▸ Selection:
>>>

# <b>Tutorial 1: Accessing and exploring CSSP China 20CR datasets</b>



## Learning Objectives:

1. How to load data into Xarrays format
2. How to convert the data xarrays into iris cube format
3. How to perform basic cube operations 

## Contents

1. [Use Xarray to access monthly data](#access_zarr) <b>
2. [Retrieve single (or list of) variables](#get_vars)
3. [Convert datasets to iris cube](#to_iris)
4. [Explore cube attributes and coordinates](#explore_iris)
5. [Exercises](#exercise)

<div class="alert alert-block alert-warning">
<b>Prerequisites</b><br> 
- Basic programming skills in python<br>
- Familiarity with python libraries Numpy and Matplotlib<br>
- Basic understanding of climate data<br>
</div>

___

## 1. Use Xarray to access monthly data<a id='access_zarr'></a>

### 1.1 Import libraries.
Import the necessary libraries. Current datasets are in zarr format, we need zarr and xarray libraries to access the data

In [None]:
import sys
import numpy as np
import xarray as xr
import zarr

sys.path.append(os.path.abspath("../"))
from scripts.xarray_iris_coord_system import XarrayIrisCoordSystem as xics

xi = xics()
xr.set_options(
    display_style="text"
)  # Work around for AML bug that won't display HTML output.

### 1.2 Set up authentication for the Azure blob store

The data for this course is held online in an Azure Blob Storage Service. To access this we use a SAS (shared access signature).  You should have been given the credentials for this service before the course, but if not please ask your instructor. We use the getpass module here to avoid putting the token into the public domain. Run the cell below and in the box enter your SAS and press return. This will store the password in the variable SAS.

<<<

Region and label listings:
>>>

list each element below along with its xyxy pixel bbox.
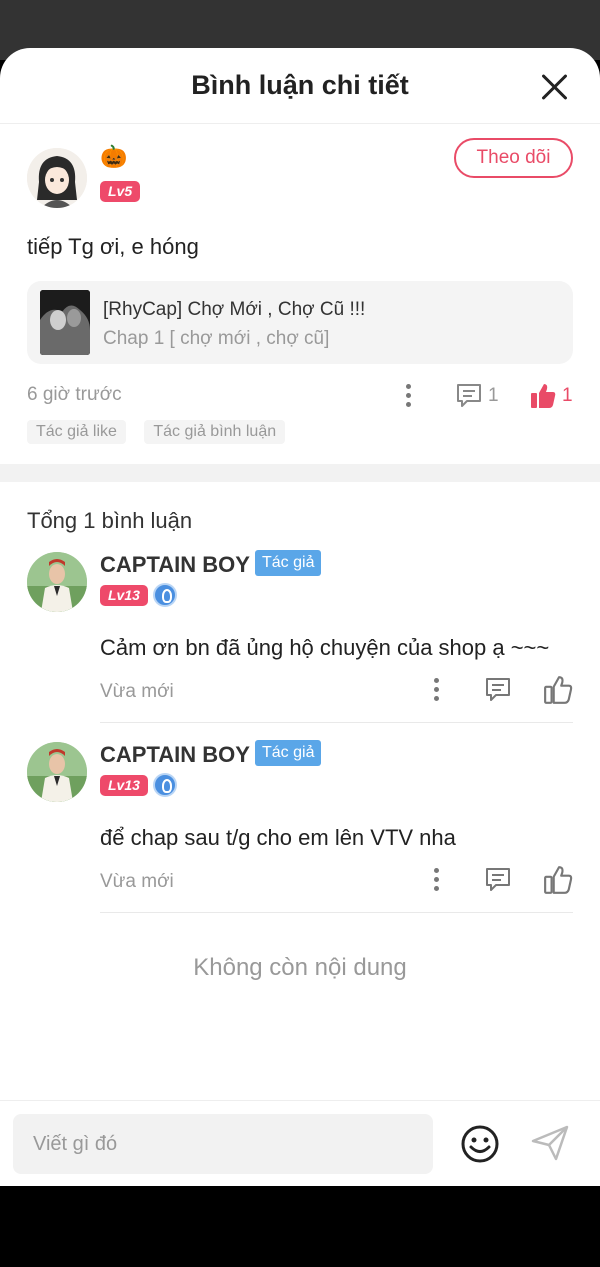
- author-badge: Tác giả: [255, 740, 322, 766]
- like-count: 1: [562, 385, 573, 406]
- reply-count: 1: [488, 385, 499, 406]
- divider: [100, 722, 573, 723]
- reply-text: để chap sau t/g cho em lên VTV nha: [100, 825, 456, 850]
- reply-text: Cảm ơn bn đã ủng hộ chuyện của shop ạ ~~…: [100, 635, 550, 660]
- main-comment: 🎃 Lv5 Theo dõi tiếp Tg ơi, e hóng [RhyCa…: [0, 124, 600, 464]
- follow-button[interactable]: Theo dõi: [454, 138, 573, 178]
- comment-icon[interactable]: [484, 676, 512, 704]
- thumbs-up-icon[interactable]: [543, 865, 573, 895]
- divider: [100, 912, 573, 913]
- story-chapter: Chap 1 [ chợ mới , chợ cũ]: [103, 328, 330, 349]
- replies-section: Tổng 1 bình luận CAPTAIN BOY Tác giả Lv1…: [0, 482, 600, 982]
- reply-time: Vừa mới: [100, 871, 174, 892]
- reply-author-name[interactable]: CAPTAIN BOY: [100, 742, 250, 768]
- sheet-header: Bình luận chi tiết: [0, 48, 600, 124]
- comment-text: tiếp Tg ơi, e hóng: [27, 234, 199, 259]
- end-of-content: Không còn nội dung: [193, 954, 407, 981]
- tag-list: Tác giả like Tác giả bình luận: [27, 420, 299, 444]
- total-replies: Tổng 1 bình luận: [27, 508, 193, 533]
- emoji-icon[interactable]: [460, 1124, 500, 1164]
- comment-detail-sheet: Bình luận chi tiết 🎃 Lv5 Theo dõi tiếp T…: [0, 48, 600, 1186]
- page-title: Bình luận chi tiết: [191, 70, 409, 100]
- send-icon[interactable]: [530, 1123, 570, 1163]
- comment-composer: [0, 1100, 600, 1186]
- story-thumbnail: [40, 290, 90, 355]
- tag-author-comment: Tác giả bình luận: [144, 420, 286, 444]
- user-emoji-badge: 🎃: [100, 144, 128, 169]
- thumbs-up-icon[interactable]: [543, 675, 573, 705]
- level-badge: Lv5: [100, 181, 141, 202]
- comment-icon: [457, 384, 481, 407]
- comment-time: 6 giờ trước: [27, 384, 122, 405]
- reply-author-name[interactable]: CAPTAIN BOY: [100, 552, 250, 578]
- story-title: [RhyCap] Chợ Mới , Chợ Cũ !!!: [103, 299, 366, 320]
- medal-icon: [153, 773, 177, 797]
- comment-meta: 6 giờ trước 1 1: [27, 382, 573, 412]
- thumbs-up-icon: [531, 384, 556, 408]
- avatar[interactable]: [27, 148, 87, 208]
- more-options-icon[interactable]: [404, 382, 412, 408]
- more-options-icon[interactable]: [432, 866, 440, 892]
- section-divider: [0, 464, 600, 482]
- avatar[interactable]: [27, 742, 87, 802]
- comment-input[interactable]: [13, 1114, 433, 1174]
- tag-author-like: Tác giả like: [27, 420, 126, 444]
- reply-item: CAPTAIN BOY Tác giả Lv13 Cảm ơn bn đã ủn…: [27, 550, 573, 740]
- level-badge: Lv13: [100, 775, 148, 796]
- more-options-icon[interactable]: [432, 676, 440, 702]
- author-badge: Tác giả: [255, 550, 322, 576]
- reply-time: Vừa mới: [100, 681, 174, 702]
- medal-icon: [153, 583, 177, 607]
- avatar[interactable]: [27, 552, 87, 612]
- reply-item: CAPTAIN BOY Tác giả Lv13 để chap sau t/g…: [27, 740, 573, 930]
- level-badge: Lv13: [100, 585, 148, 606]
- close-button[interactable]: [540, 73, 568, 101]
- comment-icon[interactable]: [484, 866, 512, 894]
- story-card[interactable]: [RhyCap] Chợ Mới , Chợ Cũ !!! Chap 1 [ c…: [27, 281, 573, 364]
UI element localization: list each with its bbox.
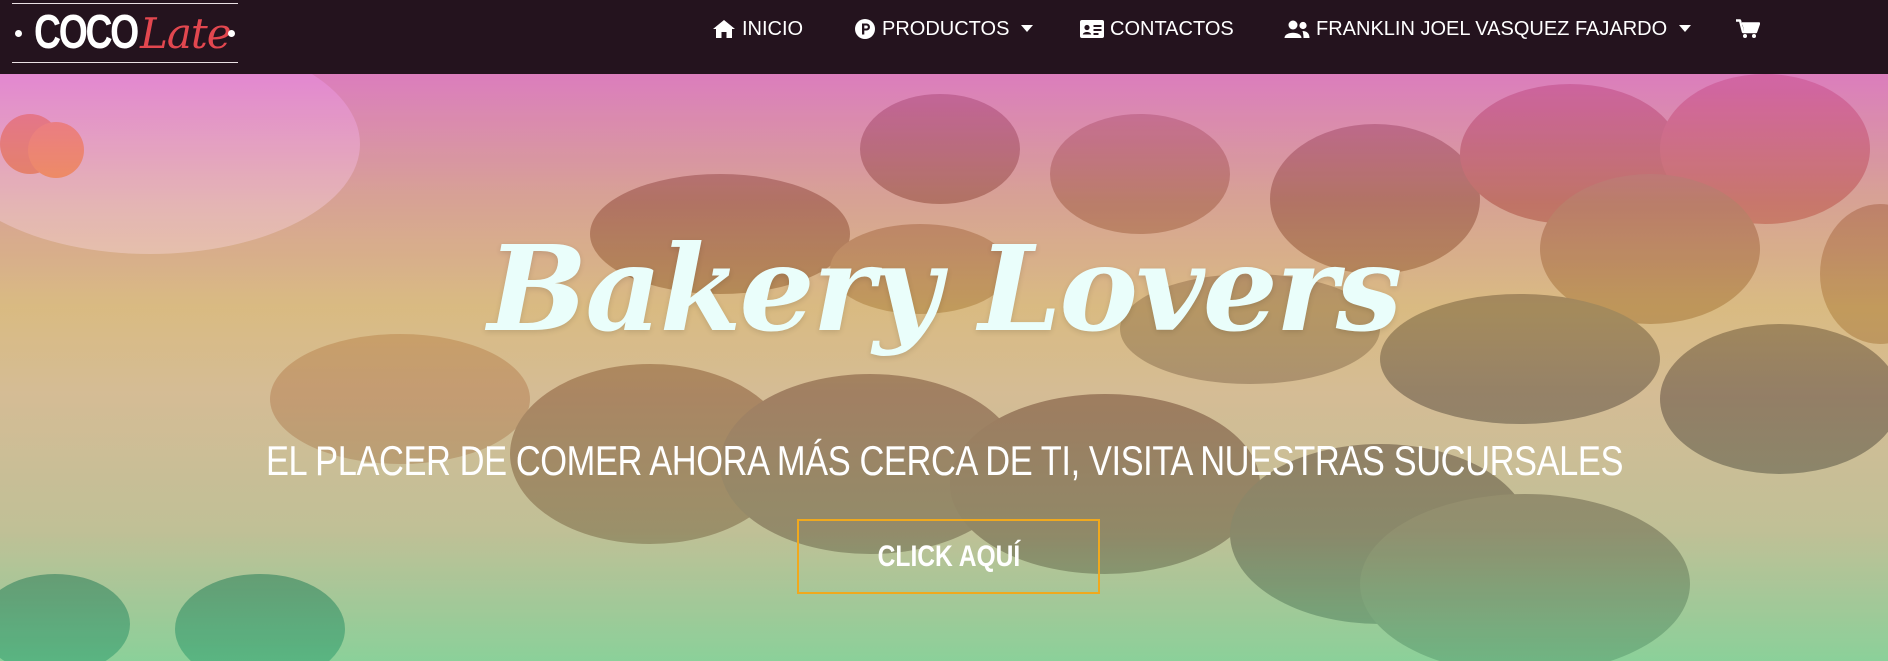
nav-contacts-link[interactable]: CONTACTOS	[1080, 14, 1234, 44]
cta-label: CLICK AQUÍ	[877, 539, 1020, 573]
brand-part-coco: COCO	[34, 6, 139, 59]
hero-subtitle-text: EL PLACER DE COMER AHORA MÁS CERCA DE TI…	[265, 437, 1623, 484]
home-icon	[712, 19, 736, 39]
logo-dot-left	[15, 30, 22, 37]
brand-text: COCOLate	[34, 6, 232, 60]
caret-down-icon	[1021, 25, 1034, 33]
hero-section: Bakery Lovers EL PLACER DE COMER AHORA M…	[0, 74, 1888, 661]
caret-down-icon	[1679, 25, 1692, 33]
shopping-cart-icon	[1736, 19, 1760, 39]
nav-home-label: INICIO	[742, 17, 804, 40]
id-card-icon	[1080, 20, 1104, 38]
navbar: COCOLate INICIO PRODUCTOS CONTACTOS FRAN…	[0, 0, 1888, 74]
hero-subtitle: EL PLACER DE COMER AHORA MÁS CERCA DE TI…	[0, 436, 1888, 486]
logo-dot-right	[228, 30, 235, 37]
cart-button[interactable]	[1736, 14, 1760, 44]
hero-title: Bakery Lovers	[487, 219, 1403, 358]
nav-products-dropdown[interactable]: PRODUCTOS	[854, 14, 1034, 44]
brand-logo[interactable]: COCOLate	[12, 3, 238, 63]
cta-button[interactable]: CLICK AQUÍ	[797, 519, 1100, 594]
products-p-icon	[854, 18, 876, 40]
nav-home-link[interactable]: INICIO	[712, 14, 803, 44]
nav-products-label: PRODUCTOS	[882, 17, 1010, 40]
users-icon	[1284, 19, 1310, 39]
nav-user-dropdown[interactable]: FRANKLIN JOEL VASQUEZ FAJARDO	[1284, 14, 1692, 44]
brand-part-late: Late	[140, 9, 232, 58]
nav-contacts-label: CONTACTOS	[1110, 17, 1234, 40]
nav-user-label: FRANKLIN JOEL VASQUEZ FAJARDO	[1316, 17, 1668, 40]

<<<
>>>

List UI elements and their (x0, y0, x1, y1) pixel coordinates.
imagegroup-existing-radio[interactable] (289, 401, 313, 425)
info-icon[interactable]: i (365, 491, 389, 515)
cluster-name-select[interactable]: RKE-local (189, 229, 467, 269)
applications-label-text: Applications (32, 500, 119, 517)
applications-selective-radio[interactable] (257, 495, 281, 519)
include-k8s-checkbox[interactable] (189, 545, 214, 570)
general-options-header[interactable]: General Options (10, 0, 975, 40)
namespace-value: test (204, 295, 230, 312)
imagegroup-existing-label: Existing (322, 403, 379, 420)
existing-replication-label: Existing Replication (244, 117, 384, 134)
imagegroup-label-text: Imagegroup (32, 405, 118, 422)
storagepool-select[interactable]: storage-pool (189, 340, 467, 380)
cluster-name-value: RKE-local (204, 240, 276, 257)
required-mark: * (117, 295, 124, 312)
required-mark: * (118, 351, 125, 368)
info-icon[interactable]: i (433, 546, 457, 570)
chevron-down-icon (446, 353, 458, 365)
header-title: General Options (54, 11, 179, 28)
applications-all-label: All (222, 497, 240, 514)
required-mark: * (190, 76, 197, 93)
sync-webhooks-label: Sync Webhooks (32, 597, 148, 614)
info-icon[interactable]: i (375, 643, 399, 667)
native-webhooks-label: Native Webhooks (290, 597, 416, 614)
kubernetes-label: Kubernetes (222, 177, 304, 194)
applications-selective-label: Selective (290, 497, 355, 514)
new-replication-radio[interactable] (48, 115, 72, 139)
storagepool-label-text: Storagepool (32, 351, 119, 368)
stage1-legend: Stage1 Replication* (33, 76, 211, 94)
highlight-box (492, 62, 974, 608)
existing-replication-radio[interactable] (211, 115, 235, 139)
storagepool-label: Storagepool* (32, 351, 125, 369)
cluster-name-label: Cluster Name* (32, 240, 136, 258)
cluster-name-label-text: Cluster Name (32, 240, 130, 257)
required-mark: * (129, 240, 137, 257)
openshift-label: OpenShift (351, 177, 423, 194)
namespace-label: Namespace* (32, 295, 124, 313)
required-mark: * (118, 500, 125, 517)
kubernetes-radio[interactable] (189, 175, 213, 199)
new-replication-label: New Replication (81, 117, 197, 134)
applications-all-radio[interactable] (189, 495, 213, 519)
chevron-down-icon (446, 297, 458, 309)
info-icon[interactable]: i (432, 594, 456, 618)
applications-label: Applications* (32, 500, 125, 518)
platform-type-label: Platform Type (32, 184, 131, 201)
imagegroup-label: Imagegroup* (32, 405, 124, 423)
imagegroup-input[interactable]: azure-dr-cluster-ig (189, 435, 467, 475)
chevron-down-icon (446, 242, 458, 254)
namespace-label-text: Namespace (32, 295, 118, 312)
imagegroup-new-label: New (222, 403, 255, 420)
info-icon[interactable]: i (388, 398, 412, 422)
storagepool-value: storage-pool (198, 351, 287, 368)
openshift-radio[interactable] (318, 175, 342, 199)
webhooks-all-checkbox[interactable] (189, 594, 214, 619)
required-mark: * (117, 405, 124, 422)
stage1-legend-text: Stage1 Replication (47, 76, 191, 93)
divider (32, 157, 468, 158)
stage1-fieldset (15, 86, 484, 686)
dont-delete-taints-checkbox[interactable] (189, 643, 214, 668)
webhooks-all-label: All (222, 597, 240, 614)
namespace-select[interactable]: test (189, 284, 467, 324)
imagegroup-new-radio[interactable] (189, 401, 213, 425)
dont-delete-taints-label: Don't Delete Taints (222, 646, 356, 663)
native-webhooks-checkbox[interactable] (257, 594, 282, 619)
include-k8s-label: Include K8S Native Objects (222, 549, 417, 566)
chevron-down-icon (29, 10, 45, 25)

<<<
>>>

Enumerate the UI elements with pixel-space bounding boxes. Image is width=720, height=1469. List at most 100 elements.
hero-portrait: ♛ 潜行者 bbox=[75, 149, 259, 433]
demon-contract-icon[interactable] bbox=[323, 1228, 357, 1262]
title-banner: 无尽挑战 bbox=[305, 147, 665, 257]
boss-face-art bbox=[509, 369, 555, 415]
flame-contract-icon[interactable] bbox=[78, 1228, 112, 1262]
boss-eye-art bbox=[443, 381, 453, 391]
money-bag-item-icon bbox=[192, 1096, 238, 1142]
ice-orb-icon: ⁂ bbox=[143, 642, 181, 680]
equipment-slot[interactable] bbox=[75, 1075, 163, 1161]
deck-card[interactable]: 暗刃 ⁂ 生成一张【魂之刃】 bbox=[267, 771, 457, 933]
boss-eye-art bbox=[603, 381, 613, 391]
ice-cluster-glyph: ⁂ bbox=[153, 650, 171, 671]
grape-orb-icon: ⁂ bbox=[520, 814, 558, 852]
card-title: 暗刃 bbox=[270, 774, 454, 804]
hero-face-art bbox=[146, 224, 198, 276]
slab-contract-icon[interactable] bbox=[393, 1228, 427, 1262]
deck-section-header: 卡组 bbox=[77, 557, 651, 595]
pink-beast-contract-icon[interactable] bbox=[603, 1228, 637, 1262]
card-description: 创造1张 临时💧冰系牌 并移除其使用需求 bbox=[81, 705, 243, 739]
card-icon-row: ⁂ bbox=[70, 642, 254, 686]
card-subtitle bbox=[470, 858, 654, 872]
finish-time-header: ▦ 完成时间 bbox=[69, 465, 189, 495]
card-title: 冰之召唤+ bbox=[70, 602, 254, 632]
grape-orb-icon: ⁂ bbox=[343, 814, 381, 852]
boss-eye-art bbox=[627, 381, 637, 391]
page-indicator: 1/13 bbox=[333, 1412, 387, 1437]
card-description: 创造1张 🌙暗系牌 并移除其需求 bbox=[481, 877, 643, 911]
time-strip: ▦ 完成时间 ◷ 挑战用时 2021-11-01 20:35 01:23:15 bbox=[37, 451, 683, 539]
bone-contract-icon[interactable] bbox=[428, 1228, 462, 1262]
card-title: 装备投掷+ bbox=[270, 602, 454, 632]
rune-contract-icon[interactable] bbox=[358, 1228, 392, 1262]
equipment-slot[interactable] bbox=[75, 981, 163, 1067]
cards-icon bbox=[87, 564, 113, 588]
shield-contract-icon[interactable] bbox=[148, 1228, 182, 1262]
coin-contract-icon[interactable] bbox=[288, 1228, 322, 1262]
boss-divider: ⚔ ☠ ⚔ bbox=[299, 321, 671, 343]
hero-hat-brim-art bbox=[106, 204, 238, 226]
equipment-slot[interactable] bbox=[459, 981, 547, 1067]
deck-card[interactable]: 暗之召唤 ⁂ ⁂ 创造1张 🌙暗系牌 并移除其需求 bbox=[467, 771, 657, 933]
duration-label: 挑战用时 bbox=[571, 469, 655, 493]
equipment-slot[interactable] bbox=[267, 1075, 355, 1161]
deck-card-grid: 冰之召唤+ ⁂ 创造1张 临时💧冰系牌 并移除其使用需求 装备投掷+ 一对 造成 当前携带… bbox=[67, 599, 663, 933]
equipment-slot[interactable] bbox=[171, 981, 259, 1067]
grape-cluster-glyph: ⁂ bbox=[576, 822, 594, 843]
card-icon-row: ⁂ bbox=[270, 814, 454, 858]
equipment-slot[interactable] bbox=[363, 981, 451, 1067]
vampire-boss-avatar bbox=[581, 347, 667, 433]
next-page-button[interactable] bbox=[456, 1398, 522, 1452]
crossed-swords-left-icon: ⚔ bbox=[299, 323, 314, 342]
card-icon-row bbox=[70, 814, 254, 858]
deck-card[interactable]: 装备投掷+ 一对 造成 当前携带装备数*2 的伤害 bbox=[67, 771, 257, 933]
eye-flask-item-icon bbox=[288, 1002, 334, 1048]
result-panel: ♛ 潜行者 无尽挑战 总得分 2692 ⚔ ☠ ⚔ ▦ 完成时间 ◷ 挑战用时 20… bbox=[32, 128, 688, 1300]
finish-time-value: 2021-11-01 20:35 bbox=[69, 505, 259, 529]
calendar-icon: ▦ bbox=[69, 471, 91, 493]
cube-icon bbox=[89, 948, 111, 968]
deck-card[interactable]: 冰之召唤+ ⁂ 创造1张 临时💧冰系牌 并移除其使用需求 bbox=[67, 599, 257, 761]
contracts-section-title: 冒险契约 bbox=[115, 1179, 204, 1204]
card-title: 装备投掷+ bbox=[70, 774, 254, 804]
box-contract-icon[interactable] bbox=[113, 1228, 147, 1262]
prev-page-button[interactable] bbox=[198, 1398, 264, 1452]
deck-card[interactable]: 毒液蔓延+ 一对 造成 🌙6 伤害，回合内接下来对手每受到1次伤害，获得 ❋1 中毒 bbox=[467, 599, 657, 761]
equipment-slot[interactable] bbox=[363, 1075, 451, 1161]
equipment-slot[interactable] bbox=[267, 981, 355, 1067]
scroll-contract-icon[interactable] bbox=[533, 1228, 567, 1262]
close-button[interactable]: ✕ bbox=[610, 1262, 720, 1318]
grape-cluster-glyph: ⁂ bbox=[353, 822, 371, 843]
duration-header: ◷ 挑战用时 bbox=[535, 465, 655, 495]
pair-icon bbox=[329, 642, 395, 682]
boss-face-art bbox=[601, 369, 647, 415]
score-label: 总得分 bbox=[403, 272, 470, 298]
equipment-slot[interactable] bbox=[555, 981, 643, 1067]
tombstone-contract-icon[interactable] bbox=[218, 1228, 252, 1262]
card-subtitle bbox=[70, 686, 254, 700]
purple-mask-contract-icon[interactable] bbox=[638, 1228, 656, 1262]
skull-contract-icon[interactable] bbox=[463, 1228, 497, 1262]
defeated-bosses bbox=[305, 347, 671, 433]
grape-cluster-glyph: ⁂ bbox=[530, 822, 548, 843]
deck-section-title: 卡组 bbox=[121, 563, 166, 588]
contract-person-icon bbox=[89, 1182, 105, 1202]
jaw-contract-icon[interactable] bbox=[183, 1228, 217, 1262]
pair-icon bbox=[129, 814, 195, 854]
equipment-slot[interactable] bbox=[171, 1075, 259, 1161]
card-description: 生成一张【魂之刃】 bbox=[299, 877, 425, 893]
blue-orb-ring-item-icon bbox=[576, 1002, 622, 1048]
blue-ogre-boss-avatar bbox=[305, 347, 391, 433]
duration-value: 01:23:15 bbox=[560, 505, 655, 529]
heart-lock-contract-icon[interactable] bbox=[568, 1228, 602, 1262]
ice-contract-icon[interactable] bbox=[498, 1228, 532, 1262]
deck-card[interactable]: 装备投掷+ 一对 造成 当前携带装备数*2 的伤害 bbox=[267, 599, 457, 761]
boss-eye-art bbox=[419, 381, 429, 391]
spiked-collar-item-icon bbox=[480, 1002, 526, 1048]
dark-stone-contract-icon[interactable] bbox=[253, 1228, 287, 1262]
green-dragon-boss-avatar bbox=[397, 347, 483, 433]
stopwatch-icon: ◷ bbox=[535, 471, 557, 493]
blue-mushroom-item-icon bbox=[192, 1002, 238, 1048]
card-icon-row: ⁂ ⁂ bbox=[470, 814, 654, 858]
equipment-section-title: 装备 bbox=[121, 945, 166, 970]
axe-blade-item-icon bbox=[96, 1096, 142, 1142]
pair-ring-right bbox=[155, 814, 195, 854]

<<<

▸ Task: Continue the tutorial on accessing CSSP China 20CR datasets from where it stops.

▸ Response:
In [None]:
import getpass

# SAS WITHOUT leading '?'
SAS = getpass.getpass()

We now use the Zarr library to connect to this storage. This is a little like opening a file on a local file system but works without downloading the data. This makes use of the Azure Blob Storage service. The zarr.ABStore method returns a zarr.storage.ABSStore object which we can now use to access the Zarr data in the same way we would use a local file. If you have a Zarr file on a local file system you could skip this step and instead just use the path to the Zarr data below when opening the dataset.

In [None]:
store = zarr.ABSStore(
    container="metoffice-20cr-ds",
    prefix="monthly/",
    account_name="metdatasa",
    blob_service_kwargs={"sas_token": SAS},
)
type(store)

### 1.3 Read monthly data
A Dataset consists of coordinates and data variables. Let's use the xarray's **open_zarr()** method to read all our zarr data into a dataset object and display it's metadata

In [None]:
# use the open_zarr() method to read in the whole dataset metadata
dataset = xr.open_zarr(store)
# print out the metadata
dataset

<div class="alert alert-block alert-info">
<b>Note:</b> The dataset lists coordinates and data variables.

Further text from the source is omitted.